[WHAT IS NEEDED] Rename every "city-dot" in the material below to "city-marker", and give all the lines back with nothing else changed.

Layout coordinate data
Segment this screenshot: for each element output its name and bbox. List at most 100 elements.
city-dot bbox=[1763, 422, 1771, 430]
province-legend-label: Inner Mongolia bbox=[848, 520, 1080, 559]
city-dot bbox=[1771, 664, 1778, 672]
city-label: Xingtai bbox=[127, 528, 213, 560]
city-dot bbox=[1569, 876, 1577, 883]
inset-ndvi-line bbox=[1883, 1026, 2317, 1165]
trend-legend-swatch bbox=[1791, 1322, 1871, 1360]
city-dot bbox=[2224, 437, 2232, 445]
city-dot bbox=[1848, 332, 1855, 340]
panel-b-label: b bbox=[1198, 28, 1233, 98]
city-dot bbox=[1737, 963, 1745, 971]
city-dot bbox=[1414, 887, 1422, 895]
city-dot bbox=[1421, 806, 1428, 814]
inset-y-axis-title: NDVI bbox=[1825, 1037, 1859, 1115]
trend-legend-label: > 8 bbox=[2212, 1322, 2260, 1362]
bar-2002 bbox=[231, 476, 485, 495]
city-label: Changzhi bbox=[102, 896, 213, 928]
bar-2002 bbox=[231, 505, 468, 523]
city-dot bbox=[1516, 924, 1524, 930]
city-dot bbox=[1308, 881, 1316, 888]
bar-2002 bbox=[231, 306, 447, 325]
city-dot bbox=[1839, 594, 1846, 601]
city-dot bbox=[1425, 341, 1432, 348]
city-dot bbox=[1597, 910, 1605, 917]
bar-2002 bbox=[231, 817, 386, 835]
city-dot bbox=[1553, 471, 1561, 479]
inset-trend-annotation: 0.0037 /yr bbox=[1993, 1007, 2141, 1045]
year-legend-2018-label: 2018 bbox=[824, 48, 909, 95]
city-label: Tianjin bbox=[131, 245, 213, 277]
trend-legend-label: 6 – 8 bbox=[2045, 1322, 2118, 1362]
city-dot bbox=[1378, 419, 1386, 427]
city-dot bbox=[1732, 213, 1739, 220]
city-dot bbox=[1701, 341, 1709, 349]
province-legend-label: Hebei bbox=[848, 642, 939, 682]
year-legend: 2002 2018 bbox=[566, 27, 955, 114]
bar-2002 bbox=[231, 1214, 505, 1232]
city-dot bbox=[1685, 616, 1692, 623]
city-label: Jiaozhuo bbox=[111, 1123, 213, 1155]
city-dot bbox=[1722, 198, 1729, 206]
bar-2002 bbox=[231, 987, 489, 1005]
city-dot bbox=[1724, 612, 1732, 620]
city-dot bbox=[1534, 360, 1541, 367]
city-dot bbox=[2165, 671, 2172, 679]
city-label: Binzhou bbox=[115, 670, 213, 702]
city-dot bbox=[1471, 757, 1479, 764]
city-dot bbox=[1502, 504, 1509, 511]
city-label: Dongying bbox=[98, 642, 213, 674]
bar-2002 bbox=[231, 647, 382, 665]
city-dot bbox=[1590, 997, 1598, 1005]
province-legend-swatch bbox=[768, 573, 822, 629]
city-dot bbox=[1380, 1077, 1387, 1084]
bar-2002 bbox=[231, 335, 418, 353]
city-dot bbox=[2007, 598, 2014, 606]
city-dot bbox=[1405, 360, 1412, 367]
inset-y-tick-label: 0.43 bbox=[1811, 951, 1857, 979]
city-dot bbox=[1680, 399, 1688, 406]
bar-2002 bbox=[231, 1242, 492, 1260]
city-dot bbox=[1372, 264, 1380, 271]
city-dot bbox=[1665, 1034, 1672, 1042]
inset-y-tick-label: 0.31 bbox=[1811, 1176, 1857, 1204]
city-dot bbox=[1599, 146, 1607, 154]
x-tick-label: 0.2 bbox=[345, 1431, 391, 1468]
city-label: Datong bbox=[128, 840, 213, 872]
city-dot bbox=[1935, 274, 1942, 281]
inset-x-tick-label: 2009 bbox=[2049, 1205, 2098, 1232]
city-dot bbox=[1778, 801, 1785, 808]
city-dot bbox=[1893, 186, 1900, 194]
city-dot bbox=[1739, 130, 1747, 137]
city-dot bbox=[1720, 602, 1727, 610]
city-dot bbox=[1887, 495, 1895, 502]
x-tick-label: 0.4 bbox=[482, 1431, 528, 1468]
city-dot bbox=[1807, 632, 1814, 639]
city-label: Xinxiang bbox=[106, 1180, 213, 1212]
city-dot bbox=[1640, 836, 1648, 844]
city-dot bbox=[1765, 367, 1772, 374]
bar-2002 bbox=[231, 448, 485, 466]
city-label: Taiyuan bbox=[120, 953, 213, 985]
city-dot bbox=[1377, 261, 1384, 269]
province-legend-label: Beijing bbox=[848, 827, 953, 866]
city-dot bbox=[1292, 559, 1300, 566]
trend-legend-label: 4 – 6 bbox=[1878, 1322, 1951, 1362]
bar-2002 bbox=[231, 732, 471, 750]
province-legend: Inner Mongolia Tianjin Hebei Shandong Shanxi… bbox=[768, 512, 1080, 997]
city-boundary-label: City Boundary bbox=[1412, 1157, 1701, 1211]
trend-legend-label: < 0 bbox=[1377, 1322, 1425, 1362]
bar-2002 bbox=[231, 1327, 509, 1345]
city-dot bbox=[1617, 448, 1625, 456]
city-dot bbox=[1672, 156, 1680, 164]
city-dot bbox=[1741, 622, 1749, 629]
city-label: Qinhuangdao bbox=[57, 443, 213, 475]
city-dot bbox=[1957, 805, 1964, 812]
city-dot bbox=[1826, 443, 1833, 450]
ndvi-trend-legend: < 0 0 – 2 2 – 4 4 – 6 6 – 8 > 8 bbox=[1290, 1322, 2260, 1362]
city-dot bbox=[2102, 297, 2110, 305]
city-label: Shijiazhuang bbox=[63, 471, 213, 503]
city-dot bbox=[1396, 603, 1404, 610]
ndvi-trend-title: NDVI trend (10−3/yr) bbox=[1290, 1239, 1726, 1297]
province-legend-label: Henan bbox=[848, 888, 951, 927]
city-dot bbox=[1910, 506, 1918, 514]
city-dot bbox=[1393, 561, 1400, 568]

[ANSWER TO THE EXERCISE]
Segment this screenshot: for each element output its name and bbox. List at most 100 elements.
city-marker bbox=[1763, 422, 1771, 430]
province-legend-label: Inner Mongolia bbox=[848, 520, 1080, 559]
city-marker bbox=[1771, 664, 1778, 672]
city-label: Xingtai bbox=[127, 528, 213, 560]
city-marker bbox=[1569, 876, 1577, 883]
inset-ndvi-line bbox=[1883, 1026, 2317, 1165]
trend-legend-swatch bbox=[1791, 1322, 1871, 1360]
city-marker bbox=[2224, 437, 2232, 445]
city-marker bbox=[1848, 332, 1855, 340]
panel-b-label: b bbox=[1198, 28, 1233, 98]
city-marker bbox=[1737, 963, 1745, 971]
city-marker bbox=[1414, 887, 1422, 895]
city-marker bbox=[1421, 806, 1428, 814]
inset-y-axis-title: NDVI bbox=[1825, 1037, 1859, 1115]
trend-legend-label: > 8 bbox=[2212, 1322, 2260, 1362]
bar-2002 bbox=[231, 476, 485, 495]
city-label: Changzhi bbox=[102, 896, 213, 928]
bar-2002 bbox=[231, 505, 468, 523]
city-marker bbox=[1516, 924, 1524, 930]
city-marker bbox=[1308, 881, 1316, 888]
bar-2002 bbox=[231, 306, 447, 325]
city-marker bbox=[1839, 594, 1846, 601]
city-marker bbox=[1425, 341, 1432, 348]
city-marker bbox=[1597, 910, 1605, 917]
bar-2002 bbox=[231, 817, 386, 835]
city-marker bbox=[1553, 471, 1561, 479]
inset-trend-annotation: 0.0037 /yr bbox=[1993, 1007, 2141, 1045]
year-legend-2018-label: 2018 bbox=[824, 48, 909, 95]
city-label: Tianjin bbox=[131, 245, 213, 277]
trend-legend-label: 6 – 8 bbox=[2045, 1322, 2118, 1362]
city-marker bbox=[1378, 419, 1386, 427]
city-marker bbox=[1732, 213, 1739, 220]
city-marker bbox=[1701, 341, 1709, 349]
province-legend-label: Hebei bbox=[848, 642, 939, 682]
year-legend: 2002 2018 bbox=[566, 27, 955, 114]
bar-2002 bbox=[231, 1214, 505, 1232]
city-marker bbox=[1685, 616, 1692, 623]
city-label: Jiaozhuo bbox=[111, 1123, 213, 1155]
city-marker bbox=[1722, 198, 1729, 206]
bar-2002 bbox=[231, 987, 489, 1005]
city-marker bbox=[1724, 612, 1732, 620]
city-marker bbox=[1534, 360, 1541, 367]
city-marker bbox=[2165, 671, 2172, 679]
city-label: Binzhou bbox=[115, 670, 213, 702]
city-marker bbox=[1471, 757, 1479, 764]
city-marker bbox=[1502, 504, 1509, 511]
city-label: Dongying bbox=[98, 642, 213, 674]
bar-2002 bbox=[231, 647, 382, 665]
city-marker bbox=[1590, 997, 1598, 1005]
province-legend-swatch bbox=[768, 573, 822, 629]
city-marker bbox=[1380, 1077, 1387, 1084]
bar-2002 bbox=[231, 335, 418, 353]
city-marker bbox=[2007, 598, 2014, 606]
city-marker bbox=[1405, 360, 1412, 367]
inset-y-tick-label: 0.43 bbox=[1811, 951, 1857, 979]
city-marker bbox=[1680, 399, 1688, 406]
bar-2002 bbox=[231, 1242, 492, 1260]
city-marker bbox=[1372, 264, 1380, 271]
city-marker bbox=[1665, 1034, 1672, 1042]
inset-y-tick-label: 0.31 bbox=[1811, 1176, 1857, 1204]
city-marker bbox=[1599, 146, 1607, 154]
x-tick-label: 0.2 bbox=[345, 1431, 391, 1468]
city-label: Datong bbox=[128, 840, 213, 872]
city-marker bbox=[1935, 274, 1942, 281]
inset-x-tick-label: 2009 bbox=[2049, 1205, 2098, 1232]
city-marker bbox=[1778, 801, 1785, 808]
city-marker bbox=[1893, 186, 1900, 194]
city-marker bbox=[1739, 130, 1747, 137]
city-marker bbox=[1720, 602, 1727, 610]
city-marker bbox=[1887, 495, 1895, 502]
x-tick-label: 0.4 bbox=[482, 1431, 528, 1468]
city-marker bbox=[1807, 632, 1814, 639]
city-label: Xinxiang bbox=[106, 1180, 213, 1212]
city-marker bbox=[1640, 836, 1648, 844]
city-marker bbox=[1765, 367, 1772, 374]
bar-2002 bbox=[231, 448, 485, 466]
city-label: Taiyuan bbox=[120, 953, 213, 985]
city-marker bbox=[1377, 261, 1384, 269]
province-legend-label: Beijing bbox=[848, 827, 953, 866]
city-marker bbox=[1292, 559, 1300, 566]
trend-legend-label: 4 – 6 bbox=[1878, 1322, 1951, 1362]
bar-2002 bbox=[231, 732, 471, 750]
province-legend: Inner Mongolia Tianjin Hebei Shandong Shanxi… bbox=[768, 512, 1080, 997]
city-boundary-label: City Boundary bbox=[1412, 1157, 1701, 1211]
trend-legend-label: < 0 bbox=[1377, 1322, 1425, 1362]
bar-2002 bbox=[231, 1327, 509, 1345]
city-marker bbox=[1617, 448, 1625, 456]
city-marker bbox=[1672, 156, 1680, 164]
city-marker bbox=[1741, 622, 1749, 629]
city-label: Qinhuangdao bbox=[57, 443, 213, 475]
city-marker bbox=[1957, 805, 1964, 812]
city-marker bbox=[1826, 443, 1833, 450]
ndvi-trend-legend: < 0 0 – 2 2 – 4 4 – 6 6 – 8 > 8 bbox=[1290, 1322, 2260, 1362]
city-marker bbox=[2102, 297, 2110, 305]
city-label: Shijiazhuang bbox=[63, 471, 213, 503]
city-marker bbox=[1396, 603, 1404, 610]
ndvi-trend-title: NDVI trend (10−3/yr) bbox=[1290, 1239, 1726, 1297]
province-legend-label: Henan bbox=[848, 888, 951, 927]
city-marker bbox=[1910, 506, 1918, 514]
city-marker bbox=[1393, 561, 1400, 568]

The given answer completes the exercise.